**Given request**
Without the pictures, print each of the records below exactly as it appears.
---------- Entries ----------
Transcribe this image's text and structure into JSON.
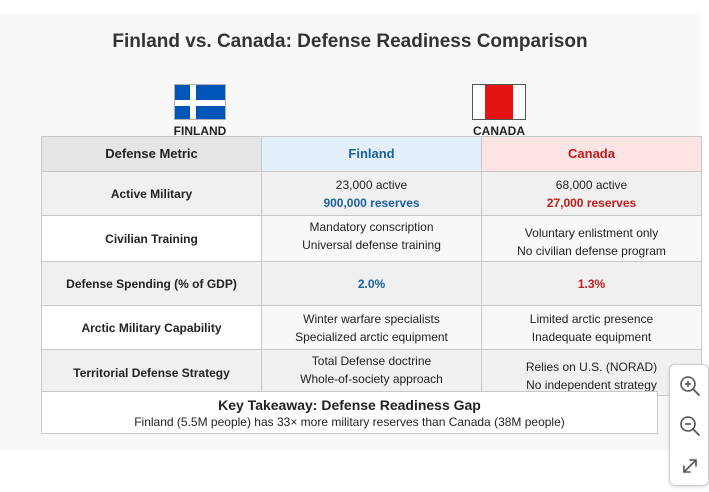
{
  "title": "Finland vs. Canada: Defense Readiness Comparison",
  "finland_label": "FINLAND",
  "canada_label": "CANADA",
  "table": {
    "header": {
      "metric": "Defense Metric",
      "finland": "Finland",
      "canada": "Canada"
    },
    "rows": [
      {
        "metric": "Active Military",
        "finland": [
          "23,000 active",
          "900,000 reserves"
        ],
        "canada": [
          "68,000 active",
          "27,000 reserves"
        ]
      },
      {
        "metric": "Civilian Training",
        "finland": [
          "Mandatory conscription",
          "Universal defense training"
        ],
        "canada": [
          "Voluntary enlistment only",
          "No civilian defense program"
        ]
      },
      {
        "metric": "Defense Spending (% of GDP)",
        "finland": [
          "2.0%"
        ],
        "canada": [
          "1.3%"
        ]
      },
      {
        "metric": "Arctic Military Capability",
        "finland": [
          "Winter warfare specialists",
          "Specialized arctic equipment"
        ],
        "canada": [
          "Limited arctic presence",
          "Inadequate equipment"
        ]
      },
      {
        "metric": "Territorial Defense Strategy",
        "finland": [
          "Total Defense doctrine",
          "Whole-of-society approach"
        ],
        "canada": [
          "Relies on U.S. (NORAD)",
          "No independent strategy"
        ]
      }
    ]
  },
  "takeaway": {
    "title": "Key Takeaway: Defense Readiness Gap",
    "text": "Finland (5.5M people) has 33× more military reserves than Canada (38M people)"
  },
  "colors": {
    "finland": "#1a5fa0",
    "canada": "#c41a1a",
    "finland_flag": "#0055b8",
    "canada_flag": "#e31313"
  },
  "icons": [
    "zoom-in-icon",
    "zoom-out-icon",
    "expand-icon"
  ]
}
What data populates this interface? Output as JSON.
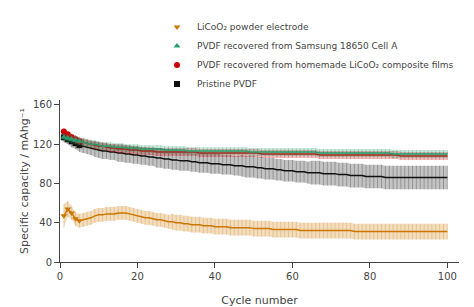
----------
**Completed exercise**
Transcribe this image's text and structure into JSON.
{
  "title": "Finland vs. Canada: Defense Readiness Comparison",
  "finland_label": "FINLAND",
  "canada_label": "CANADA",
  "table": {
    "header": {
      "metric": "Defense Metric",
      "finland": "Finland",
      "canada": "Canada"
    },
    "rows": [
      {
        "metric": "Active Military",
        "finland": [
          "23,000 active",
          "900,000 reserves"
        ],
        "canada": [
          "68,000 active",
          "27,000 reserves"
        ]
      },
      {
        "metric": "Civilian Training",
        "finland": [
          "Mandatory conscription",
          "Universal defense training"
        ],
        "canada": [
          "Voluntary enlistment only",
          "No civilian defense program"
        ]
      },
      {
        "metric": "Defense Spending (% of GDP)",
        "finland": [
          "2.0%"
        ],
        "canada": [
          "1.3%"
        ]
      },
      {
        "metric": "Arctic Military Capability",
        "finland": [
          "Winter warfare specialists",
          "Specialized arctic equipment"
        ],
        "canada": [
          "Limited arctic presence",
          "Inadequate equipment"
        ]
      },
      {
        "metric": "Territorial Defense Strategy",
        "finland": [
          "Total Defense doctrine",
          "Whole-of-society approach"
        ],
        "canada": [
          "Relies on U.S. (NORAD)",
          "No independent strategy"
        ]
      }
    ]
  },
  "takeaway": {
    "title": "Key Takeaway: Defense Readiness Gap",
    "text": "Finland (5.5M people) has 33× more military reserves than Canada (38M people)"
  },
  "colors": {
    "finland": "#1a5fa0",
    "canada": "#c41a1a",
    "finland_flag": "#0055b8",
    "canada_flag": "#e31313"
  },
  "icons": [
    "zoom-in-icon",
    "zoom-out-icon",
    "expand-icon"
  ]
}
What data populates this interface? Output as JSON.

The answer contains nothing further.